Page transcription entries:
○ ○ ○ ○ ○
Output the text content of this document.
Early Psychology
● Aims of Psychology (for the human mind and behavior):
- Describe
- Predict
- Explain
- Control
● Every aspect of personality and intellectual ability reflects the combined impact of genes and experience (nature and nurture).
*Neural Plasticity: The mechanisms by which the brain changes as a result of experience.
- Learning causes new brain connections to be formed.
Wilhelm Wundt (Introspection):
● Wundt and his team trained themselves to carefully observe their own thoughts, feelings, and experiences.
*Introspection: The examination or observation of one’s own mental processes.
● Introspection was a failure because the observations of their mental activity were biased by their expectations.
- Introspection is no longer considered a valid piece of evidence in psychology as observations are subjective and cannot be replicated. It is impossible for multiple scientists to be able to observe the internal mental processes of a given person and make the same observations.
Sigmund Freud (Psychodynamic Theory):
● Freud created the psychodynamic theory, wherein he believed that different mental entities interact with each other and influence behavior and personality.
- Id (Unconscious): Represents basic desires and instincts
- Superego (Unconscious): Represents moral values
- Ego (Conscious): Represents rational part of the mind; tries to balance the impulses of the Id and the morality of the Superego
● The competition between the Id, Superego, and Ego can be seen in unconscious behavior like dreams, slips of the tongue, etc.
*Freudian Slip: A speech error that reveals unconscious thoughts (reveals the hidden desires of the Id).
○ ○ ○ ○ ○
Directions:
Pull out every line in the data above that has the word "Wundt".

Expected answer:
Wilhelm Wundt (Introspection):
● Wundt and his team trained themselves to carefully observe their own thoughts, feelings, and experiences.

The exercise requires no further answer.